__WHAT TO WORK ON__: Show all lines that include the string "content"; copy each one.

__RECORDS FOR THE TASK__:
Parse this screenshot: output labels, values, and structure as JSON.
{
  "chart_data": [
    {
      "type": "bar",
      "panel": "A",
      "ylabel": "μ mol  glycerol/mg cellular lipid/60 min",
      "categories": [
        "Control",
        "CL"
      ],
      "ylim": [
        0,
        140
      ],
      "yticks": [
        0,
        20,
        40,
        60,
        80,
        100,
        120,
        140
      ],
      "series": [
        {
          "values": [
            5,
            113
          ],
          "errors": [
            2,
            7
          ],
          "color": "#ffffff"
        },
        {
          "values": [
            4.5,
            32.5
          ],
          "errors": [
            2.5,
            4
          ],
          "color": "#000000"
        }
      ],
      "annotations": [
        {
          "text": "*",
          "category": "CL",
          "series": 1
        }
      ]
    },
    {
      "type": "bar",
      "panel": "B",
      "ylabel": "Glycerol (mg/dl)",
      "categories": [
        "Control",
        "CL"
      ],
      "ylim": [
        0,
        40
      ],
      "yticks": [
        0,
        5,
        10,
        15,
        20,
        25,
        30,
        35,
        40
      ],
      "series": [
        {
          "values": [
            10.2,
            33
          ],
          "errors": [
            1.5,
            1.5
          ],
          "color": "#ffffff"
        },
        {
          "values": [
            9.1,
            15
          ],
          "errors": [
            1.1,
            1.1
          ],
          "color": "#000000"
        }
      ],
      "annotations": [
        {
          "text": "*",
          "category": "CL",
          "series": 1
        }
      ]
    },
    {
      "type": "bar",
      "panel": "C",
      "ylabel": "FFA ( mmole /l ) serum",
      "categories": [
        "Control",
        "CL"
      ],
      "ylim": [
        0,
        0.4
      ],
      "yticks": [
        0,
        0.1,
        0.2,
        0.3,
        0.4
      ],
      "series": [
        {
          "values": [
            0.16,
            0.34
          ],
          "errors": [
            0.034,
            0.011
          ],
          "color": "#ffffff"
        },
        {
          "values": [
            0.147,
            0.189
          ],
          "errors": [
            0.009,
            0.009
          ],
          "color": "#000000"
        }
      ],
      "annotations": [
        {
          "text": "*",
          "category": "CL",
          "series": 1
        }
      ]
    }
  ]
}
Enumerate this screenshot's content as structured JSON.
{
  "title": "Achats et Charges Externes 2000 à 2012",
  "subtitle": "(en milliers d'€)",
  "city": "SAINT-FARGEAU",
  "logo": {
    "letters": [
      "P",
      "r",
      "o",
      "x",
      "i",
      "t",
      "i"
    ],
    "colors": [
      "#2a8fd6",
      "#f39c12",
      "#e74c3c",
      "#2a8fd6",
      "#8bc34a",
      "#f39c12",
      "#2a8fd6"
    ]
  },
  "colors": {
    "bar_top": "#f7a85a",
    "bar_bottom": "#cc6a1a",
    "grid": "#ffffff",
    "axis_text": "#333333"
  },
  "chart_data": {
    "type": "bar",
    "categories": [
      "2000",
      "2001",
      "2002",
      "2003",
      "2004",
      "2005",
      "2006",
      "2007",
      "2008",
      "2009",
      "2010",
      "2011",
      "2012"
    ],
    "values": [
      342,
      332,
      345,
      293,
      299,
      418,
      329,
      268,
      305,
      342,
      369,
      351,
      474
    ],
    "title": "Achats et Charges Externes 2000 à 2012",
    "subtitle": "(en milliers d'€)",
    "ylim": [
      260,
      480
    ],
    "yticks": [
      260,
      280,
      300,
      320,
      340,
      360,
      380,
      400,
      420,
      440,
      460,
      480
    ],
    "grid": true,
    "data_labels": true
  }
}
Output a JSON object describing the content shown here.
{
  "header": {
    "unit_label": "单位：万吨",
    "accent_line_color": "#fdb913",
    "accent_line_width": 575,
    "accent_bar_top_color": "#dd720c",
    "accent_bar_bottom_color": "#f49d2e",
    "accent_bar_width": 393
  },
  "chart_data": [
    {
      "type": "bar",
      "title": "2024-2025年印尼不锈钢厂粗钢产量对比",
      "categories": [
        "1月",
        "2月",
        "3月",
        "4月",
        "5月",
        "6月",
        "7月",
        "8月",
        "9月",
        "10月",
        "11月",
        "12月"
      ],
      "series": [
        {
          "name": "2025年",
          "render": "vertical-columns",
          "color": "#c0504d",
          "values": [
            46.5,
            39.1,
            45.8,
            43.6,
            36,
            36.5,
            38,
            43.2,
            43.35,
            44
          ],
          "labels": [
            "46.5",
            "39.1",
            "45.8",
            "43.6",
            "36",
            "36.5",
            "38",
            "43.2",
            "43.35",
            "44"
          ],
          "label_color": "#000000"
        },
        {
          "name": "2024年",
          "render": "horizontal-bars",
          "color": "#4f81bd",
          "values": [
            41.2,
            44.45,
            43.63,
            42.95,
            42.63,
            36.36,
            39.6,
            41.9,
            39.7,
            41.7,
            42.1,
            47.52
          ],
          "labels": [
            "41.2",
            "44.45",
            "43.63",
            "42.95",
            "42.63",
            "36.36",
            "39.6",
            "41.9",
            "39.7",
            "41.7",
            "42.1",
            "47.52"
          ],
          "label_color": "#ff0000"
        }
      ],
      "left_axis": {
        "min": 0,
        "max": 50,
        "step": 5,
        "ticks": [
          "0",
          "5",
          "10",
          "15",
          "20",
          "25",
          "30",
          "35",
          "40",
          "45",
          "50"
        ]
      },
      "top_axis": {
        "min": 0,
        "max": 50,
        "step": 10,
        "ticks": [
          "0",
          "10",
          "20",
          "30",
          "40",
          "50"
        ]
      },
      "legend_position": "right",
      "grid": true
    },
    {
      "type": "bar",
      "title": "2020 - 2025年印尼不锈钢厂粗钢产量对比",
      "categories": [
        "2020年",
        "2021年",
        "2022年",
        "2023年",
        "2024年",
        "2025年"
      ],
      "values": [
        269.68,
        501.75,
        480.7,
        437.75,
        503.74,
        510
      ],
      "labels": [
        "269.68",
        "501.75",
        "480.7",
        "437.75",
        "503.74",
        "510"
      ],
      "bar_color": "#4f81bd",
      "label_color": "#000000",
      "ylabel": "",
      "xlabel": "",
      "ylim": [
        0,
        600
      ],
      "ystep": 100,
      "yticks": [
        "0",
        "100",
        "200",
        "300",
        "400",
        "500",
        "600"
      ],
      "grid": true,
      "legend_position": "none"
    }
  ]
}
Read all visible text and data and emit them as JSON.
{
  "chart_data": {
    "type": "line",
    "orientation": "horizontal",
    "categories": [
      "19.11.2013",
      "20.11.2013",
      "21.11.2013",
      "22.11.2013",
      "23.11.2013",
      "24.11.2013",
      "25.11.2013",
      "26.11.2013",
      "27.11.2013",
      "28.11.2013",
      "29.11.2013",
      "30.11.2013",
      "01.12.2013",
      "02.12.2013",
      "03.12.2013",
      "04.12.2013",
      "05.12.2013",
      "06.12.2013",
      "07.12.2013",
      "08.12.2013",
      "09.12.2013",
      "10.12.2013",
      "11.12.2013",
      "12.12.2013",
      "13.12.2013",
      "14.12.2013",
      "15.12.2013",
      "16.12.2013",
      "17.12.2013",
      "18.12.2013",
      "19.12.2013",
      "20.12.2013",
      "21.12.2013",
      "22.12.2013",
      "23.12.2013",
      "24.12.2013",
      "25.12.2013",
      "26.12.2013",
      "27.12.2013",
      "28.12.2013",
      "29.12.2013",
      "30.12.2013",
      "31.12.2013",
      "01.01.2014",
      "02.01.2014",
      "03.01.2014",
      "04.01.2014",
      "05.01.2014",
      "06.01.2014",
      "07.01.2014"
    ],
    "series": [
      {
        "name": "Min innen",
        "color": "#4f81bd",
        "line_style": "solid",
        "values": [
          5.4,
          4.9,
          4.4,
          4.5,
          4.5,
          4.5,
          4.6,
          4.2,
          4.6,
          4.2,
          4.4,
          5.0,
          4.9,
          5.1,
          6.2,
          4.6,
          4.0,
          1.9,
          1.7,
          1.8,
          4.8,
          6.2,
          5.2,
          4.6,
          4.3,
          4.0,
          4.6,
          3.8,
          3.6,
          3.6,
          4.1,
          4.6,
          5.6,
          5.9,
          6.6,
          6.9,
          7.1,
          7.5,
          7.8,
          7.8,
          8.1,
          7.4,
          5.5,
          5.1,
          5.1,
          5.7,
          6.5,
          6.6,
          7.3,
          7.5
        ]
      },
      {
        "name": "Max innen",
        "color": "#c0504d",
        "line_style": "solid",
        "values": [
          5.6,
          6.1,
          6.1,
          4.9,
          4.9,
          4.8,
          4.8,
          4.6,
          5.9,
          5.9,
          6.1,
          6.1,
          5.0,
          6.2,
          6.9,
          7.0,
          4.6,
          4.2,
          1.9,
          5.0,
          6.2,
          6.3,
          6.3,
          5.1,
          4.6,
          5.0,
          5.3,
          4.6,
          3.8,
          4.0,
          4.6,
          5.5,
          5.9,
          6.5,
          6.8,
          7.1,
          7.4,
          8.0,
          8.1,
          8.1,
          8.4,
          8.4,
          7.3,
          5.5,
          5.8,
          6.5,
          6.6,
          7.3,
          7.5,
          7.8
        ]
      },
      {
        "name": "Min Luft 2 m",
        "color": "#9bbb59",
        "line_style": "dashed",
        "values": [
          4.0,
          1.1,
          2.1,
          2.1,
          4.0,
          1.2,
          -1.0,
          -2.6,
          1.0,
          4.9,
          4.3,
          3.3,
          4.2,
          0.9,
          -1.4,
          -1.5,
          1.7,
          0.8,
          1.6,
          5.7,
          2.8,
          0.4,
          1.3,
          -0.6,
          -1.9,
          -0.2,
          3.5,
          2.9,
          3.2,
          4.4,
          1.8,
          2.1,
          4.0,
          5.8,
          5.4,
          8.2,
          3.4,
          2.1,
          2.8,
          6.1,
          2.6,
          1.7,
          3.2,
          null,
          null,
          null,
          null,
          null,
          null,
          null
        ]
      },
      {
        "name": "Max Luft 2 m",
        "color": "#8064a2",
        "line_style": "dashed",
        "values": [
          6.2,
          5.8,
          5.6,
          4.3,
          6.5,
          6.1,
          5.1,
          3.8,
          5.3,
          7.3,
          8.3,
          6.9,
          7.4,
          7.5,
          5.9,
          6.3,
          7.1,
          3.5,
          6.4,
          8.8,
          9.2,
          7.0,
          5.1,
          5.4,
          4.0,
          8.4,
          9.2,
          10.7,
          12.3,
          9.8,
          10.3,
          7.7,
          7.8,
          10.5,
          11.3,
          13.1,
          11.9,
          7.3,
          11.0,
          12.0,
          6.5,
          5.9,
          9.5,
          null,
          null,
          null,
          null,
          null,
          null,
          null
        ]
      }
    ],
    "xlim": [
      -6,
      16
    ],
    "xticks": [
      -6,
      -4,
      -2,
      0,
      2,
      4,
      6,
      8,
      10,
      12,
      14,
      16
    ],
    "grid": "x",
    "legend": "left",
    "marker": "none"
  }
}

__ANSWER TO THIS EXERCISE__:
Enumerate this screenshot's content as structured JSON.
Output a JSON object describing the content shown here.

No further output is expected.